Problem description:
Filter the entries and keep only the lines where the string "this" appears.

## start Supplied information

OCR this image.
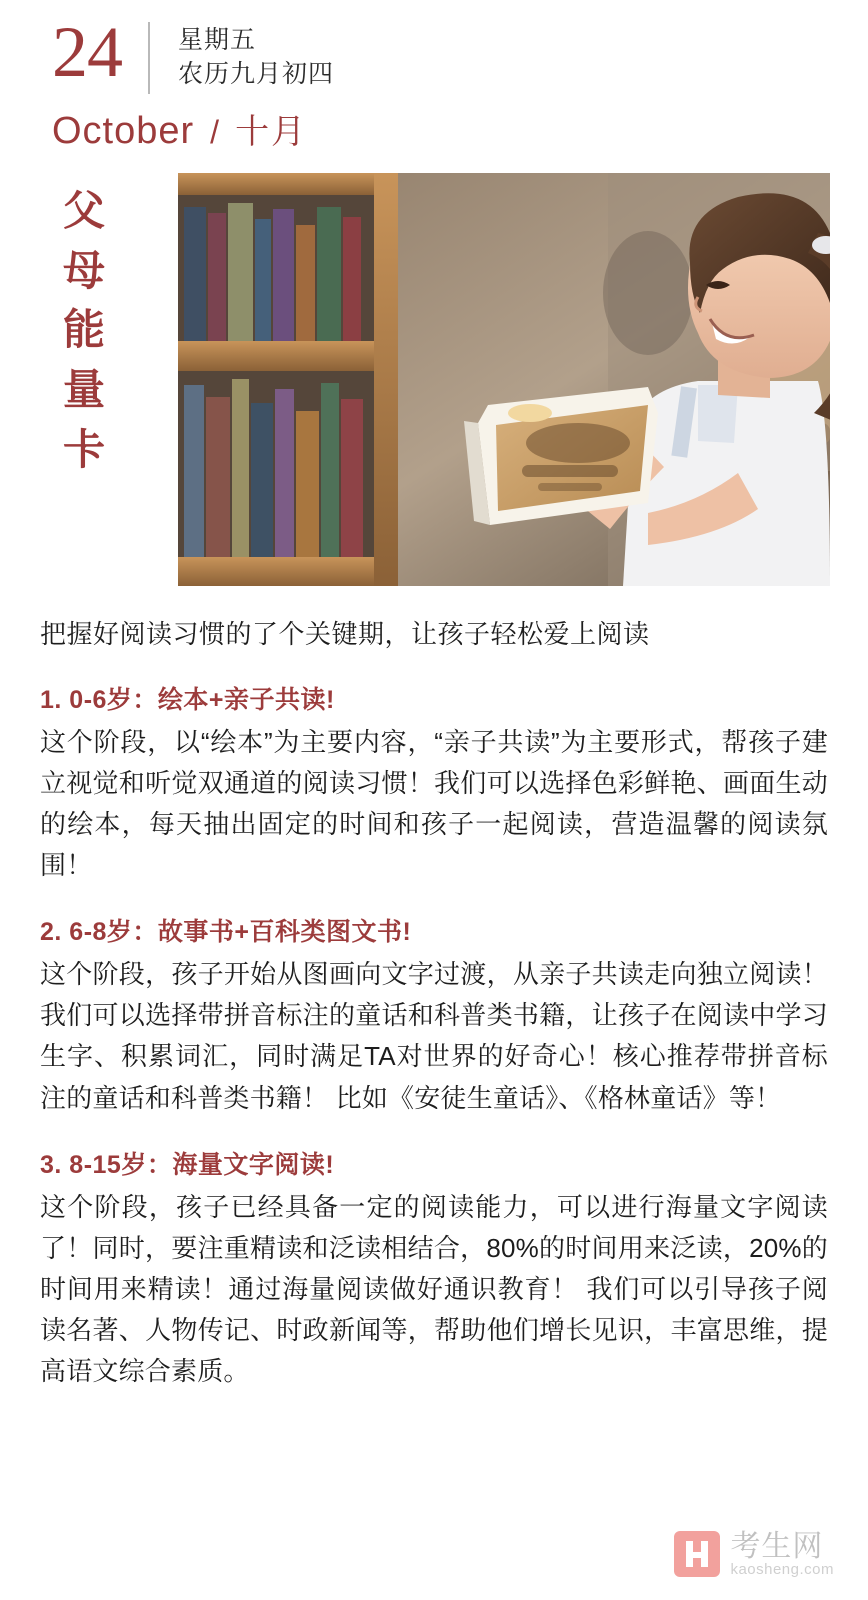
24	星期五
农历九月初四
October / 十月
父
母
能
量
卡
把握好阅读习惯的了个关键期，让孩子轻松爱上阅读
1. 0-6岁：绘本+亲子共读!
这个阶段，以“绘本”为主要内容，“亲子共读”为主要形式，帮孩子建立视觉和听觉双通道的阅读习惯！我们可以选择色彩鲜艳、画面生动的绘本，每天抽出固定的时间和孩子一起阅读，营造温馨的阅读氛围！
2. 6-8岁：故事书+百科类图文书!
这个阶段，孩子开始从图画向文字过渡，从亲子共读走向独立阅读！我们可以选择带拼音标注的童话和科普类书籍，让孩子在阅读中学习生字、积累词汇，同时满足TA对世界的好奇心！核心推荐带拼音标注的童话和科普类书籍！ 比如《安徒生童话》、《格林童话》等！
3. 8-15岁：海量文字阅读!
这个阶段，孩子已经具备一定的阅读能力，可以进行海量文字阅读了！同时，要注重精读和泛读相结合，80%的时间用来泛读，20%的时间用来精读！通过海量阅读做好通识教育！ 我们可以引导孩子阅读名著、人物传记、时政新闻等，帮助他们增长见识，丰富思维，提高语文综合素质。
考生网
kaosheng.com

## end Supplied information
## start Supplied information

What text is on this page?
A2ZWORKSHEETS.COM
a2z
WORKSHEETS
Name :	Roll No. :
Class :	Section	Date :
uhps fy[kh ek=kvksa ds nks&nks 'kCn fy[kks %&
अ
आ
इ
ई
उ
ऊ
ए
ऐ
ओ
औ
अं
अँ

## end Supplied information

Complete output:
OCR this image.
What text is on this page?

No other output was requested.